== AVAILABLE RECORDS

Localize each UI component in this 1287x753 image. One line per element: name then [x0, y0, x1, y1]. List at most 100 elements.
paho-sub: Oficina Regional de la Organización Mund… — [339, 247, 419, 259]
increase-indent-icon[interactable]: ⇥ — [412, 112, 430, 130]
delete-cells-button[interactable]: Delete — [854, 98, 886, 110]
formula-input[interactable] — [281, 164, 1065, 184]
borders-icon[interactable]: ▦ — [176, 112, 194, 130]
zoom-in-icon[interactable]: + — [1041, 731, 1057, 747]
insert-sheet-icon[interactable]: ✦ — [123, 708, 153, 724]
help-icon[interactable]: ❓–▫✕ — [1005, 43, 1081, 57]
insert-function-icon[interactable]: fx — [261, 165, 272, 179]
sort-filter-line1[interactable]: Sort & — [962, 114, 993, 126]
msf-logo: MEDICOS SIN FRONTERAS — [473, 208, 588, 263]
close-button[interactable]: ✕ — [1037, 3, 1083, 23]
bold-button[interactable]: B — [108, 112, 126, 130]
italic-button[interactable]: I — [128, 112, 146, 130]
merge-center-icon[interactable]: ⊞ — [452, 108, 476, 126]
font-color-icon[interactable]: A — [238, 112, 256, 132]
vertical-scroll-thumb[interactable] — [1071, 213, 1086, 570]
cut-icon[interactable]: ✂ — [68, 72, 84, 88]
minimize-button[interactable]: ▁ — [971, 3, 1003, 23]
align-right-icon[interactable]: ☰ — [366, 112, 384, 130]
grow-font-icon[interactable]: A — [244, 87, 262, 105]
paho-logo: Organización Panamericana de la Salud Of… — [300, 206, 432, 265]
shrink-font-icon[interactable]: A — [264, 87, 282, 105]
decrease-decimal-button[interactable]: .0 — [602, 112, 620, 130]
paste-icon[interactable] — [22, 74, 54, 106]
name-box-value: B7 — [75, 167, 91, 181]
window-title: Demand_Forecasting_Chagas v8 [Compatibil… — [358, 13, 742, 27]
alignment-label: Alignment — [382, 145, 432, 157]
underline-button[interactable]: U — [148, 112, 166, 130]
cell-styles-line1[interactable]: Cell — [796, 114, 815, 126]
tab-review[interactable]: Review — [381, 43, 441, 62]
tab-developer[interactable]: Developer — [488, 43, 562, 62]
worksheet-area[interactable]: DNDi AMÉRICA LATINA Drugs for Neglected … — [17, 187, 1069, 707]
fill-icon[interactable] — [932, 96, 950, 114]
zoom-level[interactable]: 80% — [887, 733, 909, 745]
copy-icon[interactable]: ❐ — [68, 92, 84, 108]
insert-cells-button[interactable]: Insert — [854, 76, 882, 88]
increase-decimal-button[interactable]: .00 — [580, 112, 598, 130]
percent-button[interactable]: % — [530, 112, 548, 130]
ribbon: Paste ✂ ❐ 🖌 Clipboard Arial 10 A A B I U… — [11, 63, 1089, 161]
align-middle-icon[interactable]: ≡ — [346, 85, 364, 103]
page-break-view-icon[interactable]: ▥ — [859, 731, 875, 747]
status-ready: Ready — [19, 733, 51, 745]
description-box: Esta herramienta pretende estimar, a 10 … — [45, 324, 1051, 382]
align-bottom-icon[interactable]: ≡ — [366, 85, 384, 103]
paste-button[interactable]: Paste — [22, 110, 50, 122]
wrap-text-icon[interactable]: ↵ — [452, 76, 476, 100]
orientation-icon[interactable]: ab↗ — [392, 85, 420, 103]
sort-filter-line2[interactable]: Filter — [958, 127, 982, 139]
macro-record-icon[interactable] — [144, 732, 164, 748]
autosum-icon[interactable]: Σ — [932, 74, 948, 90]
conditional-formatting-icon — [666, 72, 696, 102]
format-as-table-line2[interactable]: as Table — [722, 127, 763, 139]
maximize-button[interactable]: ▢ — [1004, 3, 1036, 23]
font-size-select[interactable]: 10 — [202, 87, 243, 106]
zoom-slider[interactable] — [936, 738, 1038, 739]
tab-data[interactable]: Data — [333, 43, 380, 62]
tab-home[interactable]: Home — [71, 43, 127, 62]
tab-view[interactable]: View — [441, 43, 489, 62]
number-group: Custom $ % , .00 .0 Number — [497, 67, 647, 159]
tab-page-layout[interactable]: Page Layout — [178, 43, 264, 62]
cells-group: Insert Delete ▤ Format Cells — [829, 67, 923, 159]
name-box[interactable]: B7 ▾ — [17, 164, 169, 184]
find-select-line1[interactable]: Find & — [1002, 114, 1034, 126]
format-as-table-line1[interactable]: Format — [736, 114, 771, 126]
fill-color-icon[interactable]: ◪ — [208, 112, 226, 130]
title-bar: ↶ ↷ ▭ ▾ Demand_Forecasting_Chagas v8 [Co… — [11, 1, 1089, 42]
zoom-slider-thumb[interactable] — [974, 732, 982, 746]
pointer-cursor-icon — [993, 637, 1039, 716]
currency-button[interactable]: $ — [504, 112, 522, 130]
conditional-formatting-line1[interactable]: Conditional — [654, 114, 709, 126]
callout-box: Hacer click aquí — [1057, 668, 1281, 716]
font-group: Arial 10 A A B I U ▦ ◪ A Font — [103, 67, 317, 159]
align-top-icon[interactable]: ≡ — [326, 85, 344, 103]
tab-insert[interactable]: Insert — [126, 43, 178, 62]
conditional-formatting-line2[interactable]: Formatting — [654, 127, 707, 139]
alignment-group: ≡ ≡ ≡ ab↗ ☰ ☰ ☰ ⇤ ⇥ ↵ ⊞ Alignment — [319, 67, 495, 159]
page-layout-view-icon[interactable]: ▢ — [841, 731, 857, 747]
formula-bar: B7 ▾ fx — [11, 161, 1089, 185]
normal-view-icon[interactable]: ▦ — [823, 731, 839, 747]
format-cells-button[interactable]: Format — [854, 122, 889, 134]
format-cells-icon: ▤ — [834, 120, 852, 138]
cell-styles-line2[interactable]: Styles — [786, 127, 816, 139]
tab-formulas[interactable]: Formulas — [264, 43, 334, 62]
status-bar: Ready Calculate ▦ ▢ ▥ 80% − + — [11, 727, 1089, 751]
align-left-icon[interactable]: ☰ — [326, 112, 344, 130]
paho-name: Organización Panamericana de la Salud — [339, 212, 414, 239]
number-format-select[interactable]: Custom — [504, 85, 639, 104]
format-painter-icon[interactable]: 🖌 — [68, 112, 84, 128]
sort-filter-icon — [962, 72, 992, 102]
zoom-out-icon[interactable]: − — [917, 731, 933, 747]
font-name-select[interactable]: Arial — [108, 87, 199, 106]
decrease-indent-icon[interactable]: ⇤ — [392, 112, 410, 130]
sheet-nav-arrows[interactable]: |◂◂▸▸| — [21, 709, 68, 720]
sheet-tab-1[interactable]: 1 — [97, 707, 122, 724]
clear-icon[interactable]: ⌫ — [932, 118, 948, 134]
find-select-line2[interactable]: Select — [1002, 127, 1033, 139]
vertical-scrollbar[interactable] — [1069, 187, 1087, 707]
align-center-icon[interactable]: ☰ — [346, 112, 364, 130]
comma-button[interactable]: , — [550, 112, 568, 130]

====

Each line of the data should be reproduced exactly as it appears.

Localize each UI component in this 1287x753 image. One line per element: name then [x0, y0, x1, y1]. List at most 100 elements.
paho-sub: Oficina Regional de la Organización Mund… — [339, 247, 419, 259]
increase-indent-icon[interactable]: ⇥ — [412, 112, 430, 130]
delete-cells-button[interactable]: Delete — [854, 98, 886, 110]
formula-input[interactable] — [281, 164, 1065, 184]
borders-icon[interactable]: ▦ — [176, 112, 194, 130]
zoom-in-icon[interactable]: + — [1041, 731, 1057, 747]
insert-sheet-icon[interactable]: ✦ — [123, 708, 153, 724]
help-icon[interactable]: ❓–▫✕ — [1005, 43, 1081, 57]
insert-function-icon[interactable]: fx — [261, 165, 272, 179]
sort-filter-line1[interactable]: Sort & — [962, 114, 993, 126]
msf-logo: MEDICOS SIN FRONTERAS — [473, 208, 588, 263]
close-button[interactable]: ✕ — [1037, 3, 1083, 23]
bold-button[interactable]: B — [108, 112, 126, 130]
italic-button[interactable]: I — [128, 112, 146, 130]
merge-center-icon[interactable]: ⊞ — [452, 108, 476, 126]
font-color-icon[interactable]: A — [238, 112, 256, 132]
vertical-scroll-thumb[interactable] — [1071, 213, 1086, 570]
cut-icon[interactable]: ✂ — [68, 72, 84, 88]
minimize-button[interactable]: ▁ — [971, 3, 1003, 23]
align-right-icon[interactable]: ☰ — [366, 112, 384, 130]
grow-font-icon[interactable]: A — [244, 87, 262, 105]
paho-logo: Organización Panamericana de la Salud Of… — [300, 206, 432, 265]
shrink-font-icon[interactable]: A — [264, 87, 282, 105]
decrease-decimal-button[interactable]: .0 — [602, 112, 620, 130]
paste-icon[interactable] — [22, 74, 54, 106]
name-box-value: B7 — [75, 167, 91, 181]
window-title: Demand_Forecasting_Chagas v8 [Compatibil… — [358, 13, 742, 27]
alignment-label: Alignment — [382, 145, 432, 157]
underline-button[interactable]: U — [148, 112, 166, 130]
cell-styles-line1[interactable]: Cell — [796, 114, 815, 126]
tab-review[interactable]: Review — [381, 43, 441, 62]
tab-developer[interactable]: Developer — [488, 43, 562, 62]
worksheet-area[interactable]: DNDi AMÉRICA LATINA Drugs for Neglected … — [17, 187, 1069, 707]
fill-icon[interactable] — [932, 96, 950, 114]
zoom-level[interactable]: 80% — [887, 733, 909, 745]
copy-icon[interactable]: ❐ — [68, 92, 84, 108]
insert-cells-button[interactable]: Insert — [854, 76, 882, 88]
increase-decimal-button[interactable]: .00 — [580, 112, 598, 130]
percent-button[interactable]: % — [530, 112, 548, 130]
ribbon: Paste ✂ ❐ 🖌 Clipboard Arial 10 A A B I U… — [11, 63, 1089, 161]
align-middle-icon[interactable]: ≡ — [346, 85, 364, 103]
page-break-view-icon[interactable]: ▥ — [859, 731, 875, 747]
status-ready: Ready — [19, 733, 51, 745]
description-box: Esta herramienta pretende estimar, a 10 … — [45, 324, 1051, 382]
align-bottom-icon[interactable]: ≡ — [366, 85, 384, 103]
paste-button[interactable]: Paste — [22, 110, 50, 122]
wrap-text-icon[interactable]: ↵ — [452, 76, 476, 100]
orientation-icon[interactable]: ab↗ — [392, 85, 420, 103]
sort-filter-line2[interactable]: Filter — [958, 127, 982, 139]
macro-record-icon[interactable] — [144, 732, 164, 748]
autosum-icon[interactable]: Σ — [932, 74, 948, 90]
conditional-formatting-icon — [666, 72, 696, 102]
format-as-table-line2[interactable]: as Table — [722, 127, 763, 139]
maximize-button[interactable]: ▢ — [1004, 3, 1036, 23]
font-size-select[interactable]: 10 — [202, 87, 243, 106]
zoom-slider[interactable] — [936, 738, 1038, 739]
tab-data[interactable]: Data — [333, 43, 380, 62]
tab-home[interactable]: Home — [71, 43, 127, 62]
tab-view[interactable]: View — [441, 43, 489, 62]
number-group: Custom $ % , .00 .0 Number — [497, 67, 647, 159]
tab-page-layout[interactable]: Page Layout — [178, 43, 264, 62]
cells-group: Insert Delete ▤ Format Cells — [829, 67, 923, 159]
name-box[interactable]: B7 ▾ — [17, 164, 169, 184]
find-select-line1[interactable]: Find & — [1002, 114, 1034, 126]
format-as-table-line1[interactable]: Format — [736, 114, 771, 126]
fill-color-icon[interactable]: ◪ — [208, 112, 226, 130]
title-bar: ↶ ↷ ▭ ▾ Demand_Forecasting_Chagas v8 [Co… — [11, 1, 1089, 42]
zoom-slider-thumb[interactable] — [974, 732, 982, 746]
pointer-cursor-icon — [993, 637, 1039, 716]
currency-button[interactable]: $ — [504, 112, 522, 130]
conditional-formatting-line1[interactable]: Conditional — [654, 114, 709, 126]
callout-box: Hacer click aquí — [1057, 668, 1281, 716]
font-group: Arial 10 A A B I U ▦ ◪ A Font — [103, 67, 317, 159]
align-top-icon[interactable]: ≡ — [326, 85, 344, 103]
tab-insert[interactable]: Insert — [126, 43, 178, 62]
conditional-formatting-line2[interactable]: Formatting — [654, 127, 707, 139]
alignment-group: ≡ ≡ ≡ ab↗ ☰ ☰ ☰ ⇤ ⇥ ↵ ⊞ Alignment — [319, 67, 495, 159]
page-layout-view-icon[interactable]: ▢ — [841, 731, 857, 747]
formula-bar: B7 ▾ fx — [11, 161, 1089, 185]
normal-view-icon[interactable]: ▦ — [823, 731, 839, 747]
format-cells-button[interactable]: Format — [854, 122, 889, 134]
format-cells-icon: ▤ — [834, 120, 852, 138]
cell-styles-line2[interactable]: Styles — [786, 127, 816, 139]
tab-formulas[interactable]: Formulas — [264, 43, 334, 62]
status-bar: Ready Calculate ▦ ▢ ▥ 80% − + — [11, 727, 1089, 751]
align-left-icon[interactable]: ☰ — [326, 112, 344, 130]
paho-name: Organización Panamericana de la Salud — [339, 212, 414, 239]
number-format-select[interactable]: Custom — [504, 85, 639, 104]
format-painter-icon[interactable]: 🖌 — [68, 112, 84, 128]
sort-filter-icon — [962, 72, 992, 102]
zoom-out-icon[interactable]: − — [917, 731, 933, 747]
font-name-select[interactable]: Arial — [108, 87, 199, 106]
decrease-indent-icon[interactable]: ⇤ — [392, 112, 410, 130]
sheet-nav-arrows[interactable]: |◂◂▸▸| — [21, 709, 68, 720]
sheet-tab-1[interactable]: 1 — [97, 707, 122, 724]
clear-icon[interactable]: ⌫ — [932, 118, 948, 134]
find-select-line2[interactable]: Select — [1002, 127, 1033, 139]
vertical-scrollbar[interactable] — [1069, 187, 1087, 707]
align-center-icon[interactable]: ☰ — [346, 112, 364, 130]
comma-button[interactable]: , — [550, 112, 568, 130]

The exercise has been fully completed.